--- begin Task inputs ---

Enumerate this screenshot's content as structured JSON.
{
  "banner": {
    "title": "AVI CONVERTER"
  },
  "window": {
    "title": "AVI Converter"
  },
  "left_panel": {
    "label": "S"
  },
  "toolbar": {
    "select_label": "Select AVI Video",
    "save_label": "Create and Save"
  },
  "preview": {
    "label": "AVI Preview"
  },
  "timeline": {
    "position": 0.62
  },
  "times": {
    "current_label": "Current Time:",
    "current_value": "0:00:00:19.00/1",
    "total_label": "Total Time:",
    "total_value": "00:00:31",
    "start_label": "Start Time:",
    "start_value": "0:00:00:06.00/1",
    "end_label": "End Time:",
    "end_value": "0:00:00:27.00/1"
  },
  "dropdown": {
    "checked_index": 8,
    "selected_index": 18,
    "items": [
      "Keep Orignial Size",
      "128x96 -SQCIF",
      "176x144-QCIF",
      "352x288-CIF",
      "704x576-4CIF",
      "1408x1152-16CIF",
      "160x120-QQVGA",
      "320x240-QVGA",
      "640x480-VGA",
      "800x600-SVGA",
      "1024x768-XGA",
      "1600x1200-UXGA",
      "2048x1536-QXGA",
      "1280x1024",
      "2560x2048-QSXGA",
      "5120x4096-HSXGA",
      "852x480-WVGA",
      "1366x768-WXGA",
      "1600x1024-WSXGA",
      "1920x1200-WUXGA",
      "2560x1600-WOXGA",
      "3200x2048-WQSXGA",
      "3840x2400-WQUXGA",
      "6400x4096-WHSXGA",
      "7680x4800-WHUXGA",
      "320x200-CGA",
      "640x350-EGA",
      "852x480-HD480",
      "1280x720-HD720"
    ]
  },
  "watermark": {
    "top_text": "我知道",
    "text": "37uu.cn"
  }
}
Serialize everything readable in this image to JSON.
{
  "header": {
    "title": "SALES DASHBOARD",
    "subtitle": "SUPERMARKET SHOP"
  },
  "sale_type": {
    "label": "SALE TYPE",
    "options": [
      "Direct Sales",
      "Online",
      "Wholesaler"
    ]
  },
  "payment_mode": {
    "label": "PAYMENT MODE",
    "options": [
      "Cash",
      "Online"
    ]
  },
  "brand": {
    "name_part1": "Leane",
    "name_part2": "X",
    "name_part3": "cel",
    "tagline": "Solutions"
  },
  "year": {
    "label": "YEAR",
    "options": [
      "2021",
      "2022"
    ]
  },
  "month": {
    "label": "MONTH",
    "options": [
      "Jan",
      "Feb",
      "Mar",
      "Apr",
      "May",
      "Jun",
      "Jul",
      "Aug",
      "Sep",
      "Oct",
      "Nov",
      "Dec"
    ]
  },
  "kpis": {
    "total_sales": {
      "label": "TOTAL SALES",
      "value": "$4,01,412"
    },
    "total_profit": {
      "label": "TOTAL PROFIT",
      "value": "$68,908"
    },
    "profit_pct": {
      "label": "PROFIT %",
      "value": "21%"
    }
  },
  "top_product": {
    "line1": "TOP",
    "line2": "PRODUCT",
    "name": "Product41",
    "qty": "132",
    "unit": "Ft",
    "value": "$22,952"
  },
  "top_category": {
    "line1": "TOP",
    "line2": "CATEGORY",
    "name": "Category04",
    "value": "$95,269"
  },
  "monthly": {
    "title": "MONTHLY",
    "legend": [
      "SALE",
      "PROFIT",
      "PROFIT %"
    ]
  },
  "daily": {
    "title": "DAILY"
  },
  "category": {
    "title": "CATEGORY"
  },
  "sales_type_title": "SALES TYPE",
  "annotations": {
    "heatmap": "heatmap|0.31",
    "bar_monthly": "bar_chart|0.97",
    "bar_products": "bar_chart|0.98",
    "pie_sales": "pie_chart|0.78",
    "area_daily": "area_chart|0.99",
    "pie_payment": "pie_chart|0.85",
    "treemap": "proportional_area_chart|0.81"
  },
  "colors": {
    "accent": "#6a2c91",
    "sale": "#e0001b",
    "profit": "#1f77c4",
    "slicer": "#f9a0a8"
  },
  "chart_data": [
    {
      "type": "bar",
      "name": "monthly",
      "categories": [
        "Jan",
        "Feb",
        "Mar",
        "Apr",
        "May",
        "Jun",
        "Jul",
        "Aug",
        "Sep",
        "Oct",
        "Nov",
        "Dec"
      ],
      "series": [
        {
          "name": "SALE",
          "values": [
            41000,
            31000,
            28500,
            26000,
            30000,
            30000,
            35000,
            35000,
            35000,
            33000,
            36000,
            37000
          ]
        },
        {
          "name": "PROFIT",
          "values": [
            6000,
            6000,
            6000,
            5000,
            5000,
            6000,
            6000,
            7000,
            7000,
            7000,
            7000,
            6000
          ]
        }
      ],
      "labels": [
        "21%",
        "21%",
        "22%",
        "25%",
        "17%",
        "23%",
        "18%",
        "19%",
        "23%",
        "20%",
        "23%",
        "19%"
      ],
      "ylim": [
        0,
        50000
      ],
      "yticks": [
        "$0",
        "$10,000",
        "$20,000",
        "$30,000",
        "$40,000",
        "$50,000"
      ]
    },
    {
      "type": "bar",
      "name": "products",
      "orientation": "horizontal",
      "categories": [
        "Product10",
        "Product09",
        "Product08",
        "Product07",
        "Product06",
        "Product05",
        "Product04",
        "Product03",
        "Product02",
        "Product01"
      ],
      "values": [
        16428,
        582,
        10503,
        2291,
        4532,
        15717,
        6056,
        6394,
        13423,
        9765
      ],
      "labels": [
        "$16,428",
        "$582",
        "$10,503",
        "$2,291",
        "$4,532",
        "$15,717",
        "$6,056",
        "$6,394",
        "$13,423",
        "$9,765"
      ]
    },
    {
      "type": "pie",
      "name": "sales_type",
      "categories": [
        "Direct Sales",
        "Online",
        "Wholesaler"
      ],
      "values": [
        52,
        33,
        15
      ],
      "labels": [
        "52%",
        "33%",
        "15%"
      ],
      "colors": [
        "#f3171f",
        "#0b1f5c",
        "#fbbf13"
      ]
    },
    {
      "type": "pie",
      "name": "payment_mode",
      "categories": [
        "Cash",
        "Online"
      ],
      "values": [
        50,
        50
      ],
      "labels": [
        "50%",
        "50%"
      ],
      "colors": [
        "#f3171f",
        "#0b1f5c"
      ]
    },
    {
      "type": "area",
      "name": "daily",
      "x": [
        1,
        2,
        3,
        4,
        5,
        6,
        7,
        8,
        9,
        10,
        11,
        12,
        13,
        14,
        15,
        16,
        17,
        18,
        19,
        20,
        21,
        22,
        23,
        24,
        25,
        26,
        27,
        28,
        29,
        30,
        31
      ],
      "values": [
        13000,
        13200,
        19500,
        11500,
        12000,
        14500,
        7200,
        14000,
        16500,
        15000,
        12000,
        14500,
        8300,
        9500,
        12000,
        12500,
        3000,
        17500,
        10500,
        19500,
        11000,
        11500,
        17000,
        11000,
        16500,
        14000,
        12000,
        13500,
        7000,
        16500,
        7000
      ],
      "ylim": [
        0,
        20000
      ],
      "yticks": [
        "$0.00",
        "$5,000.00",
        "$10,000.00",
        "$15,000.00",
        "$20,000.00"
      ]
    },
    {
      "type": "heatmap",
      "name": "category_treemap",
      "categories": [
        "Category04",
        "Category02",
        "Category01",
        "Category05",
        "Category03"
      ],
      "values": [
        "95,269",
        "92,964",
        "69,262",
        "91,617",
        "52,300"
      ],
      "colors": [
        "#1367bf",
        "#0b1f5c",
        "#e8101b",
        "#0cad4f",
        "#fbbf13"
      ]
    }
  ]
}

--- end Task inputs ---

• Problem
Every line of the records above needs to be given again exactly.

• Solution for this exercise
Enumerate this screenshot's content as structured JSON.
{
  "banner": {
    "title": "AVI CONVERTER"
  },
  "window": {
    "title": "AVI Converter"
  },
  "left_panel": {
    "label": "S"
  },
  "toolbar": {
    "select_label": "Select AVI Video",
    "save_label": "Create and Save"
  },
  "preview": {
    "label": "AVI Preview"
  },
  "timeline": {
    "position": 0.62
  },
  "times": {
    "current_label": "Current Time:",
    "current_value": "0:00:00:19.00/1",
    "total_label": "Total Time:",
    "total_value": "00:00:31",
    "start_label": "Start Time:",
    "start_value": "0:00:00:06.00/1",
    "end_label": "End Time:",
    "end_value": "0:00:00:27.00/1"
  },
  "dropdown": {
    "checked_index": 8,
    "selected_index": 18,
    "items": [
      "Keep Orignial Size",
      "128x96 -SQCIF",
      "176x144-QCIF",
      "352x288-CIF",
      "704x576-4CIF",
      "1408x1152-16CIF",
      "160x120-QQVGA",
      "320x240-QVGA",
      "640x480-VGA",
      "800x600-SVGA",
      "1024x768-XGA",
      "1600x1200-UXGA",
      "2048x1536-QXGA",
      "1280x1024",
      "2560x2048-QSXGA",
      "5120x4096-HSXGA",
      "852x480-WVGA",
      "1366x768-WXGA",
      "1600x1024-WSXGA",
      "1920x1200-WUXGA",
      "2560x1600-WOXGA",
      "3200x2048-WQSXGA",
      "3840x2400-WQUXGA",
      "6400x4096-WHSXGA",
      "7680x4800-WHUXGA",
      "320x200-CGA",
      "640x350-EGA",
      "852x480-HD480",
      "1280x720-HD720"
    ]
  },
  "watermark": {
    "top_text": "我知道",
    "text": "37uu.cn"
  }
}
Serialize everything readable in this image to JSON.
{
  "header": {
    "title": "SALES DASHBOARD",
    "subtitle": "SUPERMARKET SHOP"
  },
  "sale_type": {
    "label": "SALE TYPE",
    "options": [
      "Direct Sales",
      "Online",
      "Wholesaler"
    ]
  },
  "payment_mode": {
    "label": "PAYMENT MODE",
    "options": [
      "Cash",
      "Online"
    ]
  },
  "brand": {
    "name_part1": "Leane",
    "name_part2": "X",
    "name_part3": "cel",
    "tagline": "Solutions"
  },
  "year": {
    "label": "YEAR",
    "options": [
      "2021",
      "2022"
    ]
  },
  "month": {
    "label": "MONTH",
    "options": [
      "Jan",
      "Feb",
      "Mar",
      "Apr",
      "May",
      "Jun",
      "Jul",
      "Aug",
      "Sep",
      "Oct",
      "Nov",
      "Dec"
    ]
  },
  "kpis": {
    "total_sales": {
      "label": "TOTAL SALES",
      "value": "$4,01,412"
    },
    "total_profit": {
      "label": "TOTAL PROFIT",
      "value": "$68,908"
    },
    "profit_pct": {
      "label": "PROFIT %",
      "value": "21%"
    }
  },
  "top_product": {
    "line1": "TOP",
    "line2": "PRODUCT",
    "name": "Product41",
    "qty": "132",
    "unit": "Ft",
    "value": "$22,952"
  },
  "top_category": {
    "line1": "TOP",
    "line2": "CATEGORY",
    "name": "Category04",
    "value": "$95,269"
  },
  "monthly": {
    "title": "MONTHLY",
    "legend": [
      "SALE",
      "PROFIT",
      "PROFIT %"
    ]
  },
  "daily": {
    "title": "DAILY"
  },
  "category": {
    "title": "CATEGORY"
  },
  "sales_type_title": "SALES TYPE",
  "annotations": {
    "heatmap": "heatmap|0.31",
    "bar_monthly": "bar_chart|0.97",
    "bar_products": "bar_chart|0.98",
    "pie_sales": "pie_chart|0.78",
    "area_daily": "area_chart|0.99",
    "pie_payment": "pie_chart|0.85",
    "treemap": "proportional_area_chart|0.81"
  },
  "colors": {
    "accent": "#6a2c91",
    "sale": "#e0001b",
    "profit": "#1f77c4",
    "slicer": "#f9a0a8"
  },
  "chart_data": [
    {
      "type": "bar",
      "name": "monthly",
      "categories": [
        "Jan",
        "Feb",
        "Mar",
        "Apr",
        "May",
        "Jun",
        "Jul",
        "Aug",
        "Sep",
        "Oct",
        "Nov",
        "Dec"
      ],
      "series": [
        {
          "name": "SALE",
          "values": [
            41000,
            31000,
            28500,
            26000,
            30000,
            30000,
            35000,
            35000,
            35000,
            33000,
            36000,
            37000
          ]
        },
        {
          "name": "PROFIT",
          "values": [
            6000,
            6000,
            6000,
            5000,
            5000,
            6000,
            6000,
            7000,
            7000,
            7000,
            7000,
            6000
          ]
        }
      ],
      "labels": [
        "21%",
        "21%",
        "22%",
        "25%",
        "17%",
        "23%",
        "18%",
        "19%",
        "23%",
        "20%",
        "23%",
        "19%"
      ],
      "ylim": [
        0,
        50000
      ],
      "yticks": [
        "$0",
        "$10,000",
        "$20,000",
        "$30,000",
        "$40,000",
        "$50,000"
      ]
    },
    {
      "type": "bar",
      "name": "products",
      "orientation": "horizontal",
      "categories": [
        "Product10",
        "Product09",
        "Product08",
        "Product07",
        "Product06",
        "Product05",
        "Product04",
        "Product03",
        "Product02",
        "Product01"
      ],
      "values": [
        16428,
        582,
        10503,
        2291,
        4532,
        15717,
        6056,
        6394,
        13423,
        9765
      ],
      "labels": [
        "$16,428",
        "$582",
        "$10,503",
        "$2,291",
        "$4,532",
        "$15,717",
        "$6,056",
        "$6,394",
        "$13,423",
        "$9,765"
      ]
    },
    {
      "type": "pie",
      "name": "sales_type",
      "categories": [
        "Direct Sales",
        "Online",
        "Wholesaler"
      ],
      "values": [
        52,
        33,
        15
      ],
      "labels": [
        "52%",
        "33%",
        "15%"
      ],
      "colors": [
        "#f3171f",
        "#0b1f5c",
        "#fbbf13"
      ]
    },
    {
      "type": "pie",
      "name": "payment_mode",
      "categories": [
        "Cash",
        "Online"
      ],
      "values": [
        50,
        50
      ],
      "labels": [
        "50%",
        "50%"
      ],
      "colors": [
        "#f3171f",
        "#0b1f5c"
      ]
    },
    {
      "type": "area",
      "name": "daily",
      "x": [
        1,
        2,
        3,
        4,
        5,
        6,
        7,
        8,
        9,
        10,
        11,
        12,
        13,
        14,
        15,
        16,
        17,
        18,
        19,
        20,
        21,
        22,
        23,
        24,
        25,
        26,
        27,
        28,
        29,
        30,
        31
      ],
      "values": [
        13000,
        13200,
        19500,
        11500,
        12000,
        14500,
        7200,
        14000,
        16500,
        15000,
        12000,
        14500,
        8300,
        9500,
        12000,
        12500,
        3000,
        17500,
        10500,
        19500,
        11000,
        11500,
        17000,
        11000,
        16500,
        14000,
        12000,
        13500,
        7000,
        16500,
        7000
      ],
      "ylim": [
        0,
        20000
      ],
      "yticks": [
        "$0.00",
        "$5,000.00",
        "$10,000.00",
        "$15,000.00",
        "$20,000.00"
      ]
    },
    {
      "type": "heatmap",
      "name": "category_treemap",
      "categories": [
        "Category04",
        "Category02",
        "Category01",
        "Category05",
        "Category03"
      ],
      "values": [
        "95,269",
        "92,964",
        "69,262",
        "91,617",
        "52,300"
      ],
      "colors": [
        "#1367bf",
        "#0b1f5c",
        "#e8101b",
        "#0cad4f",
        "#fbbf13"
      ]
    }
  ]
}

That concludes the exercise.